▸ Written exercise
Reproduce the records. Keep every word exact and include no images.

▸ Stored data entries
>>>>

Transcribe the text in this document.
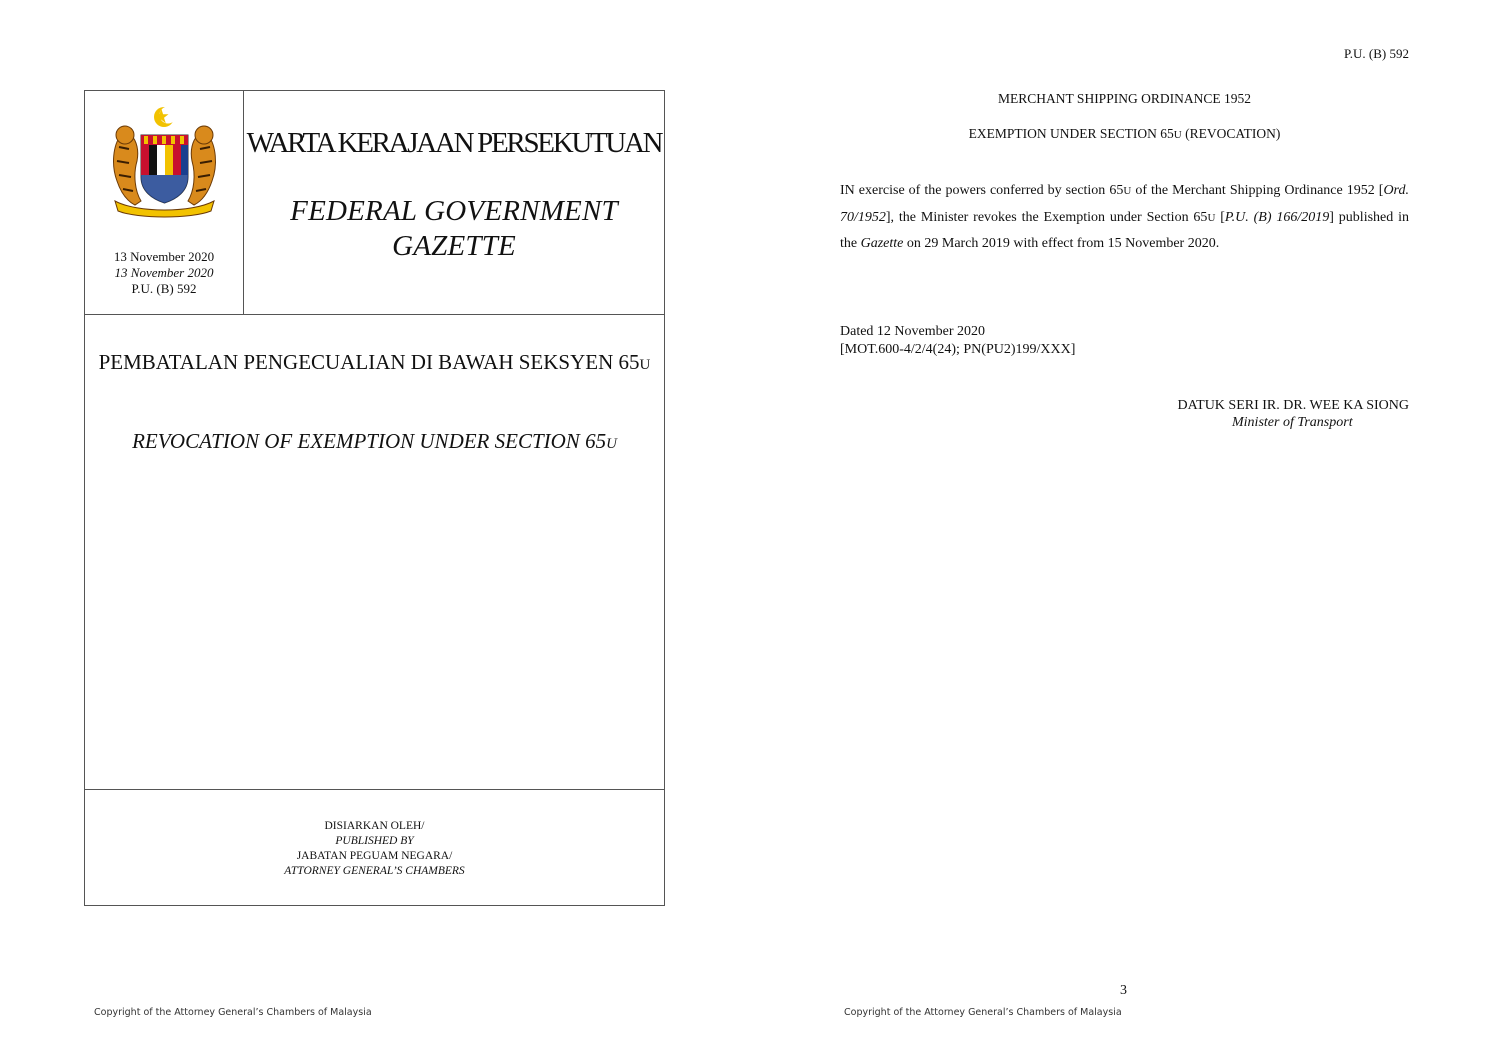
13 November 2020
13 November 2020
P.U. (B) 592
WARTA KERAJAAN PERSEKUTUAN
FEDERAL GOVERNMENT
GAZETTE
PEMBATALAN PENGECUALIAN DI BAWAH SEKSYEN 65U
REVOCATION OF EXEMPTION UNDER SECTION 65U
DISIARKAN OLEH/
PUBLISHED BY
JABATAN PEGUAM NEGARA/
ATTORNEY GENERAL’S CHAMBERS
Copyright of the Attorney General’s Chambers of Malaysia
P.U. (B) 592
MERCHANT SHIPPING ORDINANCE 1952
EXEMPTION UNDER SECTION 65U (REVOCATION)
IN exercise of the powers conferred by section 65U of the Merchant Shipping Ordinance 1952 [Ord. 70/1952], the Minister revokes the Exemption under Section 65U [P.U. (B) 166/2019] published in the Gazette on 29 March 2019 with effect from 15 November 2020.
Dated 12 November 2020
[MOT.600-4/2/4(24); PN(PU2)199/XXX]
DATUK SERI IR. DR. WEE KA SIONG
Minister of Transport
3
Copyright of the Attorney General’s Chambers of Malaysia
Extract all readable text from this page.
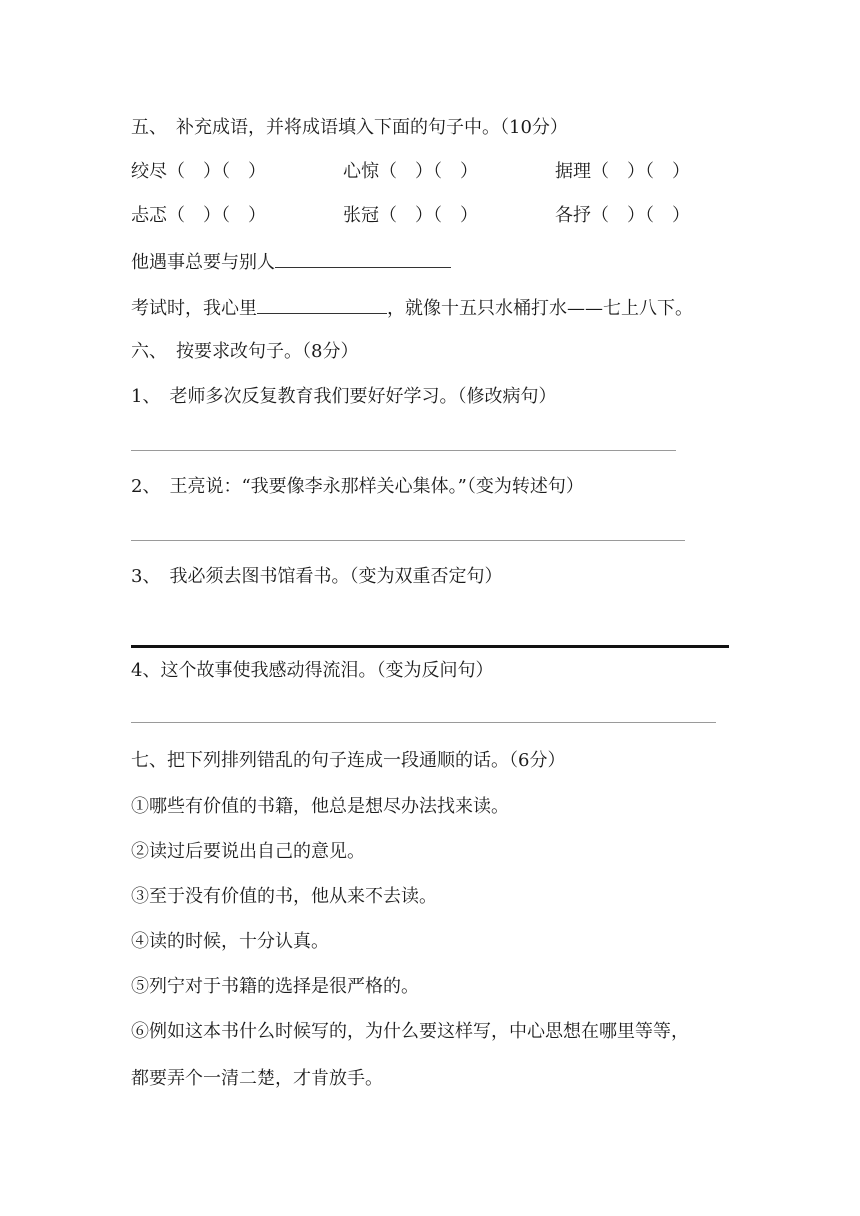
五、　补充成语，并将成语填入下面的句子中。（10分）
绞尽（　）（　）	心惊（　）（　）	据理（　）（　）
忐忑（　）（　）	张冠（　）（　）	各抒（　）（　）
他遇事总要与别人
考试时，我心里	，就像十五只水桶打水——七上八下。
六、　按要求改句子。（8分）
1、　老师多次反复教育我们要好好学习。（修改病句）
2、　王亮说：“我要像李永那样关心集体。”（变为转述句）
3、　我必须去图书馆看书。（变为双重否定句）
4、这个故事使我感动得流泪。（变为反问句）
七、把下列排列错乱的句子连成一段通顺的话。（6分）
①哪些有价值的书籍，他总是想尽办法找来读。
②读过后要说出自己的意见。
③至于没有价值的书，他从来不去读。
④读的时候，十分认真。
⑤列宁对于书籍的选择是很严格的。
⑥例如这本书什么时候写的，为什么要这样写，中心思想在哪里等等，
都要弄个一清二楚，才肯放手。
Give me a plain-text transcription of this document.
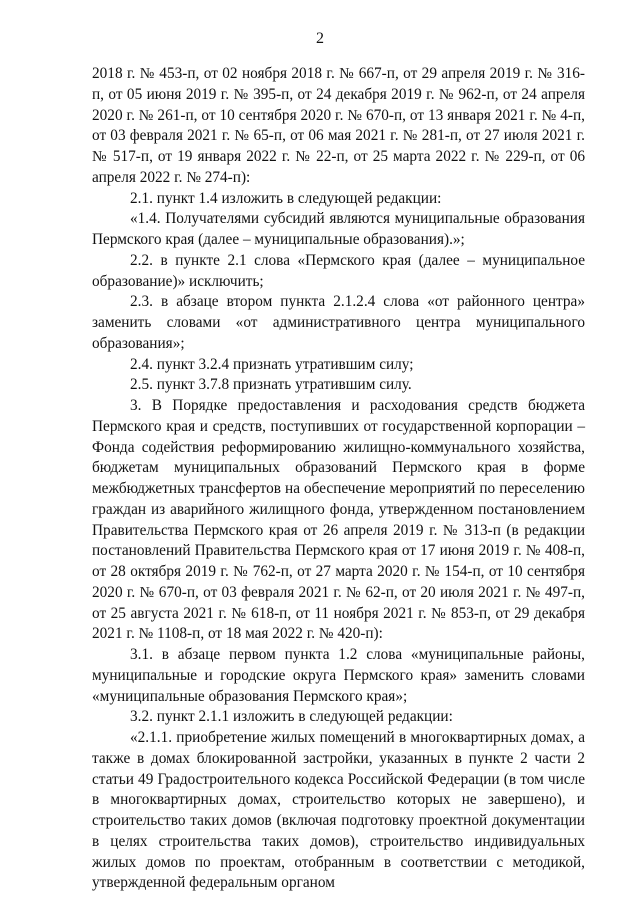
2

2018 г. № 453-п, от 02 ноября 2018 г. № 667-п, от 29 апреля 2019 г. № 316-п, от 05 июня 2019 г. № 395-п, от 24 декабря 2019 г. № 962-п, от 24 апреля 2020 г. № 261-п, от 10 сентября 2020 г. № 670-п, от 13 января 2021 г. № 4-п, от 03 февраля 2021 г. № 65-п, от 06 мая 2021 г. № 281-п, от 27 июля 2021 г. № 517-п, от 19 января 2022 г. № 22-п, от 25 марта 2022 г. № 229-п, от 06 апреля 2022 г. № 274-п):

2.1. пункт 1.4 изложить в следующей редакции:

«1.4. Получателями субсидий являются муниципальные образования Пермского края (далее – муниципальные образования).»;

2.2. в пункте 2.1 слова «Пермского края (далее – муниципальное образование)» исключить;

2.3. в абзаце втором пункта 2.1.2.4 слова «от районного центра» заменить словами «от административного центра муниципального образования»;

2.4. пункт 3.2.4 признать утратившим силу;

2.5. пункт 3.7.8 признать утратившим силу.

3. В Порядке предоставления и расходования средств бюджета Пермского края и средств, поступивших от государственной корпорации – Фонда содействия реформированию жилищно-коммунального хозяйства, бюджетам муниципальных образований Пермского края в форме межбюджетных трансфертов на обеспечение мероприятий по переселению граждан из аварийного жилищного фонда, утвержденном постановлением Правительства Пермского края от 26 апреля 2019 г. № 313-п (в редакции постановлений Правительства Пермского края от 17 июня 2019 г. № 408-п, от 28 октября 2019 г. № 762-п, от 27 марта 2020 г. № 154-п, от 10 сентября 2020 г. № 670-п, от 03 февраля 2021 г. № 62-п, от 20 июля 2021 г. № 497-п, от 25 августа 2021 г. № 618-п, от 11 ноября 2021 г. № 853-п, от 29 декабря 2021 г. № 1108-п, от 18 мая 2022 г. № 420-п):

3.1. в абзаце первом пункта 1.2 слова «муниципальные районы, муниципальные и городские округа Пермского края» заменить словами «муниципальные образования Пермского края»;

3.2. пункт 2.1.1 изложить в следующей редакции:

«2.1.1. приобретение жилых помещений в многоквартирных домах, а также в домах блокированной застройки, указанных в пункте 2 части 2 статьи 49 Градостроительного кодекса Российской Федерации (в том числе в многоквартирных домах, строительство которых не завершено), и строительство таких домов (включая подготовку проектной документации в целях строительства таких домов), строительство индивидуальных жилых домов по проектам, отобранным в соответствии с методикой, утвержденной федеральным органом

<<<<

▸ Worked solution
Transcribe the text in this document.
13 November 2020
13 November 2020
P.U. (B) 592
WARTA KERAJAAN PERSEKUTUAN
FEDERAL GOVERNMENT
GAZETTE
PEMBATALAN PENGECUALIAN DI BAWAH SEKSYEN 65U
REVOCATION OF EXEMPTION UNDER SECTION 65U
DISIARKAN OLEH/
PUBLISHED BY
JABATAN PEGUAM NEGARA/
ATTORNEY GENERAL’S CHAMBERS
Copyright of the Attorney General’s Chambers of Malaysia
P.U. (B) 592
MERCHANT SHIPPING ORDINANCE 1952
EXEMPTION UNDER SECTION 65U (REVOCATION)
IN exercise of the powers conferred by section 65U of the Merchant Shipping Ordinance 1952 [Ord. 70/1952], the Minister revokes the Exemption under Section 65U [P.U. (B) 166/2019] published in the Gazette on 29 March 2019 with effect from 15 November 2020.
Dated 12 November 2020
[MOT.600-4/2/4(24); PN(PU2)199/XXX]
DATUK SERI IR. DR. WEE KA SIONG
Minister of Transport
3
Copyright of the Attorney General’s Chambers of Malaysia
Extract all readable text from this page.
五、　补充成语，并将成语填入下面的句子中。（10分）
绞尽（　）（　）	心惊（　）（　）	据理（　）（　）
忐忑（　）（　）	张冠（　）（　）	各抒（　）（　）
他遇事总要与别人
考试时，我心里	，就像十五只水桶打水——七上八下。
六、　按要求改句子。（8分）
1、　老师多次反复教育我们要好好学习。（修改病句）
2、　王亮说：“我要像李永那样关心集体。”（变为转述句）
3、　我必须去图书馆看书。（变为双重否定句）
4、这个故事使我感动得流泪。（变为反问句）
七、把下列排列错乱的句子连成一段通顺的话。（6分）
①哪些有价值的书籍，他总是想尽办法找来读。
②读过后要说出自己的意见。
③至于没有价值的书，他从来不去读。
④读的时候，十分认真。
⑤列宁对于书籍的选择是很严格的。
⑥例如这本书什么时候写的，为什么要这样写，中心思想在哪里等等，
都要弄个一清二楚，才肯放手。
Give me a plain-text transcription of this document.
2

2018 г. № 453-п, от 02 ноября 2018 г. № 667-п, от 29 апреля 2019 г. № 316-п, от 05 июня 2019 г. № 395-п, от 24 декабря 2019 г. № 962-п, от 24 апреля 2020 г. № 261-п, от 10 сентября 2020 г. № 670-п, от 13 января 2021 г. № 4-п, от 03 февраля 2021 г. № 65-п, от 06 мая 2021 г. № 281-п, от 27 июля 2021 г. № 517-п, от 19 января 2022 г. № 22-п, от 25 марта 2022 г. № 229-п, от 06 апреля 2022 г. № 274-п):

2.1. пункт 1.4 изложить в следующей редакции:

«1.4. Получателями субсидий являются муниципальные образования Пермского края (далее – муниципальные образования).»;

2.2. в пункте 2.1 слова «Пермского края (далее – муниципальное образование)» исключить;

2.3. в абзаце втором пункта 2.1.2.4 слова «от районного центра» заменить словами «от административного центра муниципального образования»;

2.4. пункт 3.2.4 признать утратившим силу;

2.5. пункт 3.7.8 признать утратившим силу.

3. В Порядке предоставления и расходования средств бюджета Пермского края и средств, поступивших от государственной корпорации – Фонда содействия реформированию жилищно-коммунального хозяйства, бюджетам муниципальных образований Пермского края в форме межбюджетных трансфертов на обеспечение мероприятий по переселению граждан из аварийного жилищного фонда, утвержденном постановлением Правительства Пермского края от 26 апреля 2019 г. № 313-п (в редакции постановлений Правительства Пермского края от 17 июня 2019 г. № 408-п, от 28 октября 2019 г. № 762-п, от 27 марта 2020 г. № 154-п, от 10 сентября 2020 г. № 670-п, от 03 февраля 2021 г. № 62-п, от 20 июля 2021 г. № 497-п, от 25 августа 2021 г. № 618-п, от 11 ноября 2021 г. № 853-п, от 29 декабря 2021 г. № 1108-п, от 18 мая 2022 г. № 420-п):

3.1. в абзаце первом пункта 1.2 слова «муниципальные районы, муниципальные и городские округа Пермского края» заменить словами «муниципальные образования Пермского края»;

3.2. пункт 2.1.1 изложить в следующей редакции:

«2.1.1. приобретение жилых помещений в многоквартирных домах, а также в домах блокированной застройки, указанных в пункте 2 части 2 статьи 49 Градостроительного кодекса Российской Федерации (в том числе в многоквартирных домах, строительство которых не завершено), и строительство таких домов (включая подготовку проектной документации в целях строительства таких домов), строительство индивидуальных жилых домов по проектам, отобранным в соответствии с методикой, утвержденной федеральным органом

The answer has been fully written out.